WRITTEN INSTRUCTION
Retype all material exactly. Pictures stay out of the copy.

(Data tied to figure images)
▬▬▬▬▬▬

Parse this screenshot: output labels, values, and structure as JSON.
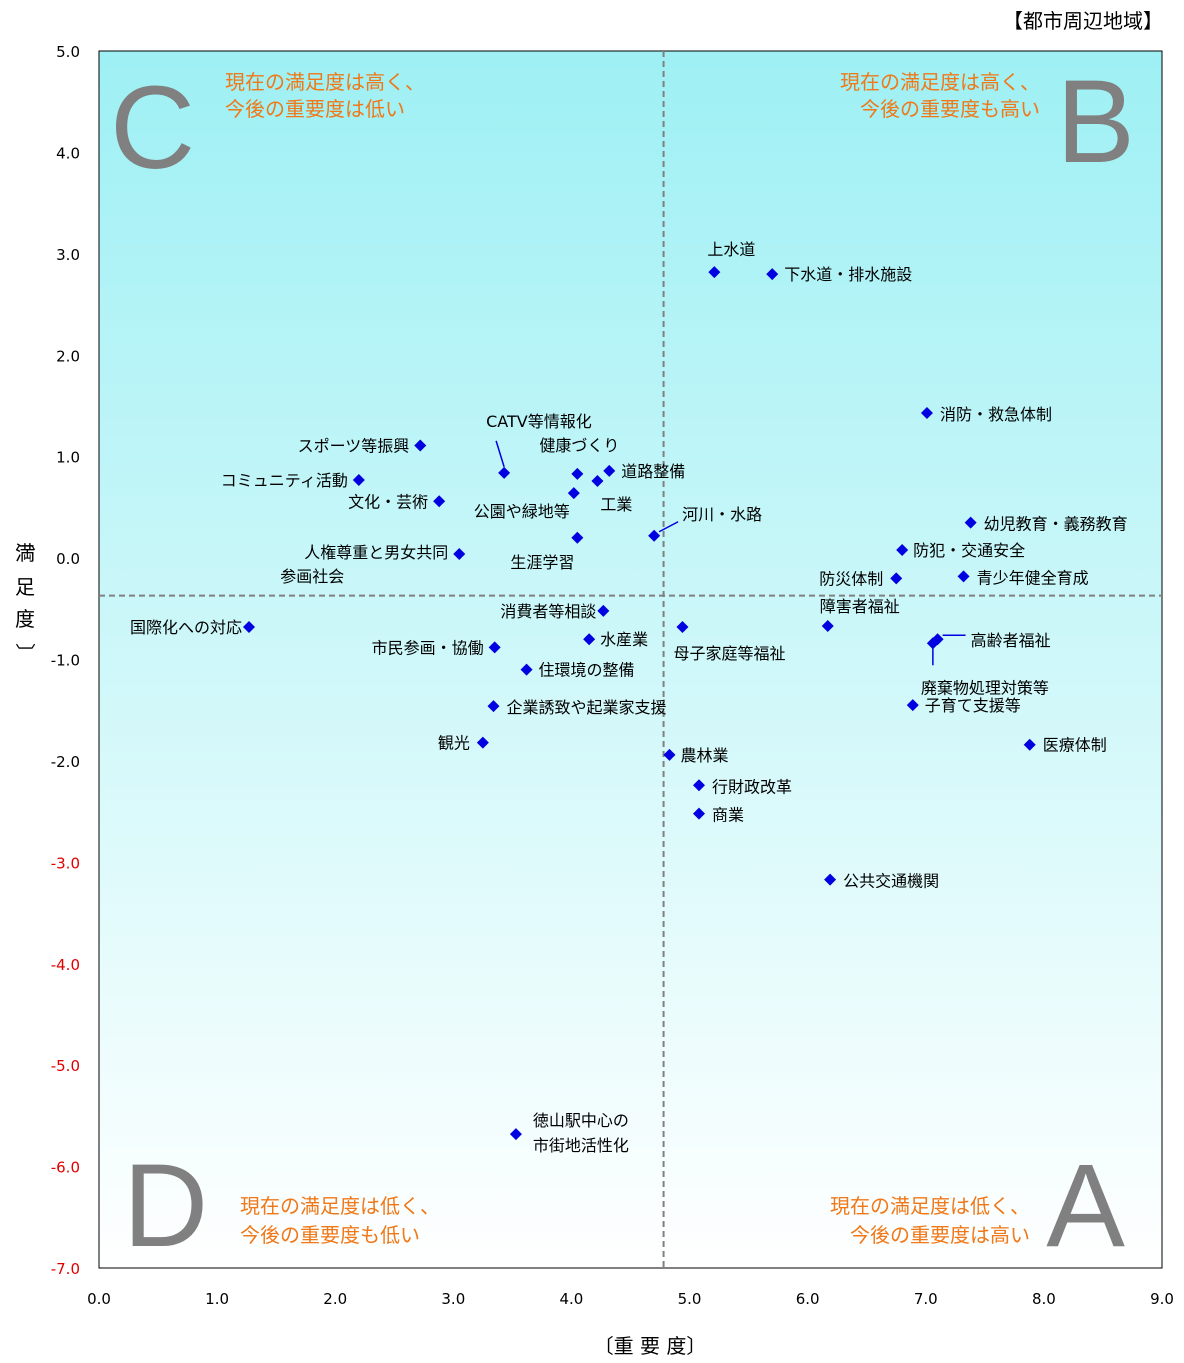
{
  "chart_data": {
    "type": "scatter",
    "title": "",
    "region_label": "【都市周辺地域】",
    "xlabel": "〔重 要 度〕",
    "ylabel_chars": [
      "〔",
      "満",
      "足",
      "度",
      "〕"
    ],
    "xlim": [
      0,
      9
    ],
    "ylim": [
      -7,
      5
    ],
    "x_ticks": [
      "0.0",
      "1.0",
      "2.0",
      "3.0",
      "4.0",
      "5.0",
      "6.0",
      "7.0",
      "8.0",
      "9.0"
    ],
    "y_ticks": [
      {
        "value": 5,
        "label": "5.0",
        "negative": false
      },
      {
        "value": 4,
        "label": "4.0",
        "negative": false
      },
      {
        "value": 3,
        "label": "3.0",
        "negative": false
      },
      {
        "value": 2,
        "label": "2.0",
        "negative": false
      },
      {
        "value": 1,
        "label": "1.0",
        "negative": false
      },
      {
        "value": 0,
        "label": "0.0",
        "negative": false
      },
      {
        "value": -1,
        "label": "-1.0",
        "negative": false
      },
      {
        "value": -2,
        "label": "-2.0",
        "negative": false
      },
      {
        "value": -3,
        "label": "-3.0",
        "negative": true
      },
      {
        "value": -4,
        "label": "-4.0",
        "negative": true
      },
      {
        "value": -5,
        "label": "-5.0",
        "negative": true
      },
      {
        "value": -6,
        "label": "-6.0",
        "negative": true
      },
      {
        "value": -7,
        "label": "-7.0",
        "negative": true
      }
    ],
    "reference_lines": {
      "x": 4.78,
      "y": -0.37
    },
    "grid": false,
    "quadrants": [
      {
        "letter": "C",
        "lines": [
          "現在の満足度は高く、",
          "今後の重要度は低い"
        ]
      },
      {
        "letter": "B",
        "lines": [
          "現在の満足度は高く、",
          "今後の重要度も高い"
        ]
      },
      {
        "letter": "D",
        "lines": [
          "現在の満足度は低く、",
          "今後の重要度も低い"
        ]
      },
      {
        "letter": "A",
        "lines": [
          "現在の満足度は低く、",
          "今後の重要度は高い"
        ]
      }
    ],
    "points": [
      {
        "label": [
          "上水道"
        ],
        "x": 5.21,
        "y": 2.82
      },
      {
        "label": [
          "下水道・排水施設"
        ],
        "x": 5.7,
        "y": 2.8
      },
      {
        "label": [
          "消防・救急体制"
        ],
        "x": 7.01,
        "y": 1.43
      },
      {
        "label": [
          "スポーツ等振興"
        ],
        "x": 2.72,
        "y": 1.11
      },
      {
        "label": [
          "CATV等情報化"
        ],
        "x": 3.43,
        "y": 0.84
      },
      {
        "label": [
          "健康づくり"
        ],
        "x": 4.05,
        "y": 0.83
      },
      {
        "label": [
          "道路整備"
        ],
        "x": 4.32,
        "y": 0.86
      },
      {
        "label": [
          "工業"
        ],
        "x": 4.22,
        "y": 0.76
      },
      {
        "label": [
          "コミュニティ活動"
        ],
        "x": 2.2,
        "y": 0.77
      },
      {
        "label": [
          "文化・芸術"
        ],
        "x": 2.88,
        "y": 0.56
      },
      {
        "label": [
          "公園や緑地等"
        ],
        "x": 4.02,
        "y": 0.64
      },
      {
        "label": [
          "河川・水路"
        ],
        "x": 4.7,
        "y": 0.22
      },
      {
        "label": [
          "生涯学習"
        ],
        "x": 4.05,
        "y": 0.2
      },
      {
        "label": [
          "人権尊重と男女共同",
          "参画社会"
        ],
        "x": 3.05,
        "y": 0.04
      },
      {
        "label": [
          "幼児教育・義務教育"
        ],
        "x": 7.38,
        "y": 0.35
      },
      {
        "label": [
          "防犯・交通安全"
        ],
        "x": 6.8,
        "y": 0.08
      },
      {
        "label": [
          "防災体制"
        ],
        "x": 6.75,
        "y": -0.2
      },
      {
        "label": [
          "青少年健全育成"
        ],
        "x": 7.32,
        "y": -0.18
      },
      {
        "label": [
          "消費者等相談"
        ],
        "x": 4.27,
        "y": -0.52
      },
      {
        "label": [
          "国際化への対応"
        ],
        "x": 1.27,
        "y": -0.68
      },
      {
        "label": [
          "障害者福祉"
        ],
        "x": 6.17,
        "y": -0.67
      },
      {
        "label": [
          "母子家庭等福祉"
        ],
        "x": 4.94,
        "y": -0.68
      },
      {
        "label": [
          "水産業"
        ],
        "x": 4.15,
        "y": -0.8
      },
      {
        "label": [
          "高齢者福祉"
        ],
        "x": 7.1,
        "y": -0.8
      },
      {
        "label": [
          "廃棄物処理対策等"
        ],
        "x": 7.06,
        "y": -0.84
      },
      {
        "label": [
          "市民参画・協働"
        ],
        "x": 3.35,
        "y": -0.88
      },
      {
        "label": [
          "住環境の整備"
        ],
        "x": 3.62,
        "y": -1.1
      },
      {
        "label": [
          "企業誘致や起業家支援"
        ],
        "x": 3.34,
        "y": -1.46
      },
      {
        "label": [
          "子育て支援等"
        ],
        "x": 6.89,
        "y": -1.45
      },
      {
        "label": [
          "観光"
        ],
        "x": 3.25,
        "y": -1.82
      },
      {
        "label": [
          "医療体制"
        ],
        "x": 7.88,
        "y": -1.84
      },
      {
        "label": [
          "農林業"
        ],
        "x": 4.83,
        "y": -1.94
      },
      {
        "label": [
          "行財政改革"
        ],
        "x": 5.08,
        "y": -2.24
      },
      {
        "label": [
          "商業"
        ],
        "x": 5.08,
        "y": -2.52
      },
      {
        "label": [
          "公共交通機関"
        ],
        "x": 6.19,
        "y": -3.17
      },
      {
        "label": [
          "徳山駅中心の",
          "市街地活性化"
        ],
        "x": 3.53,
        "y": -5.68
      }
    ],
    "colors": {
      "plot_bg_top": "#9EF0F4",
      "plot_bg_bottom": "#FFFFFF",
      "marker": "#0000E0",
      "quadrant_text": "#F07818",
      "quadrant_letter": "#808080",
      "negative_tick": "#E00000",
      "reference_line": "#808080"
    }
  }
}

▬▬▬▬▬▬

WRITTEN ANSWER
Parse this screenshot: output labels, values, and structure as JSON.
{
  "chart_data": {
    "type": "scatter",
    "title": "",
    "region_label": "【都市周辺地域】",
    "xlabel": "〔重 要 度〕",
    "ylabel_chars": [
      "〔",
      "満",
      "足",
      "度",
      "〕"
    ],
    "xlim": [
      0,
      9
    ],
    "ylim": [
      -7,
      5
    ],
    "x_ticks": [
      "0.0",
      "1.0",
      "2.0",
      "3.0",
      "4.0",
      "5.0",
      "6.0",
      "7.0",
      "8.0",
      "9.0"
    ],
    "y_ticks": [
      {
        "value": 5,
        "label": "5.0",
        "negative": false
      },
      {
        "value": 4,
        "label": "4.0",
        "negative": false
      },
      {
        "value": 3,
        "label": "3.0",
        "negative": false
      },
      {
        "value": 2,
        "label": "2.0",
        "negative": false
      },
      {
        "value": 1,
        "label": "1.0",
        "negative": false
      },
      {
        "value": 0,
        "label": "0.0",
        "negative": false
      },
      {
        "value": -1,
        "label": "-1.0",
        "negative": false
      },
      {
        "value": -2,
        "label": "-2.0",
        "negative": false
      },
      {
        "value": -3,
        "label": "-3.0",
        "negative": true
      },
      {
        "value": -4,
        "label": "-4.0",
        "negative": true
      },
      {
        "value": -5,
        "label": "-5.0",
        "negative": true
      },
      {
        "value": -6,
        "label": "-6.0",
        "negative": true
      },
      {
        "value": -7,
        "label": "-7.0",
        "negative": true
      }
    ],
    "reference_lines": {
      "x": 4.78,
      "y": -0.37
    },
    "grid": false,
    "quadrants": [
      {
        "letter": "C",
        "lines": [
          "現在の満足度は高く、",
          "今後の重要度は低い"
        ]
      },
      {
        "letter": "B",
        "lines": [
          "現在の満足度は高く、",
          "今後の重要度も高い"
        ]
      },
      {
        "letter": "D",
        "lines": [
          "現在の満足度は低く、",
          "今後の重要度も低い"
        ]
      },
      {
        "letter": "A",
        "lines": [
          "現在の満足度は低く、",
          "今後の重要度は高い"
        ]
      }
    ],
    "points": [
      {
        "label": [
          "上水道"
        ],
        "x": 5.21,
        "y": 2.82
      },
      {
        "label": [
          "下水道・排水施設"
        ],
        "x": 5.7,
        "y": 2.8
      },
      {
        "label": [
          "消防・救急体制"
        ],
        "x": 7.01,
        "y": 1.43
      },
      {
        "label": [
          "スポーツ等振興"
        ],
        "x": 2.72,
        "y": 1.11
      },
      {
        "label": [
          "CATV等情報化"
        ],
        "x": 3.43,
        "y": 0.84
      },
      {
        "label": [
          "健康づくり"
        ],
        "x": 4.05,
        "y": 0.83
      },
      {
        "label": [
          "道路整備"
        ],
        "x": 4.32,
        "y": 0.86
      },
      {
        "label": [
          "工業"
        ],
        "x": 4.22,
        "y": 0.76
      },
      {
        "label": [
          "コミュニティ活動"
        ],
        "x": 2.2,
        "y": 0.77
      },
      {
        "label": [
          "文化・芸術"
        ],
        "x": 2.88,
        "y": 0.56
      },
      {
        "label": [
          "公園や緑地等"
        ],
        "x": 4.02,
        "y": 0.64
      },
      {
        "label": [
          "河川・水路"
        ],
        "x": 4.7,
        "y": 0.22
      },
      {
        "label": [
          "生涯学習"
        ],
        "x": 4.05,
        "y": 0.2
      },
      {
        "label": [
          "人権尊重と男女共同",
          "参画社会"
        ],
        "x": 3.05,
        "y": 0.04
      },
      {
        "label": [
          "幼児教育・義務教育"
        ],
        "x": 7.38,
        "y": 0.35
      },
      {
        "label": [
          "防犯・交通安全"
        ],
        "x": 6.8,
        "y": 0.08
      },
      {
        "label": [
          "防災体制"
        ],
        "x": 6.75,
        "y": -0.2
      },
      {
        "label": [
          "青少年健全育成"
        ],
        "x": 7.32,
        "y": -0.18
      },
      {
        "label": [
          "消費者等相談"
        ],
        "x": 4.27,
        "y": -0.52
      },
      {
        "label": [
          "国際化への対応"
        ],
        "x": 1.27,
        "y": -0.68
      },
      {
        "label": [
          "障害者福祉"
        ],
        "x": 6.17,
        "y": -0.67
      },
      {
        "label": [
          "母子家庭等福祉"
        ],
        "x": 4.94,
        "y": -0.68
      },
      {
        "label": [
          "水産業"
        ],
        "x": 4.15,
        "y": -0.8
      },
      {
        "label": [
          "高齢者福祉"
        ],
        "x": 7.1,
        "y": -0.8
      },
      {
        "label": [
          "廃棄物処理対策等"
        ],
        "x": 7.06,
        "y": -0.84
      },
      {
        "label": [
          "市民参画・協働"
        ],
        "x": 3.35,
        "y": -0.88
      },
      {
        "label": [
          "住環境の整備"
        ],
        "x": 3.62,
        "y": -1.1
      },
      {
        "label": [
          "企業誘致や起業家支援"
        ],
        "x": 3.34,
        "y": -1.46
      },
      {
        "label": [
          "子育て支援等"
        ],
        "x": 6.89,
        "y": -1.45
      },
      {
        "label": [
          "観光"
        ],
        "x": 3.25,
        "y": -1.82
      },
      {
        "label": [
          "医療体制"
        ],
        "x": 7.88,
        "y": -1.84
      },
      {
        "label": [
          "農林業"
        ],
        "x": 4.83,
        "y": -1.94
      },
      {
        "label": [
          "行財政改革"
        ],
        "x": 5.08,
        "y": -2.24
      },
      {
        "label": [
          "商業"
        ],
        "x": 5.08,
        "y": -2.52
      },
      {
        "label": [
          "公共交通機関"
        ],
        "x": 6.19,
        "y": -3.17
      },
      {
        "label": [
          "徳山駅中心の",
          "市街地活性化"
        ],
        "x": 3.53,
        "y": -5.68
      }
    ],
    "colors": {
      "plot_bg_top": "#9EF0F4",
      "plot_bg_bottom": "#FFFFFF",
      "marker": "#0000E0",
      "quadrant_text": "#F07818",
      "quadrant_letter": "#808080",
      "negative_tick": "#E00000",
      "reference_line": "#808080"
    }
  }
}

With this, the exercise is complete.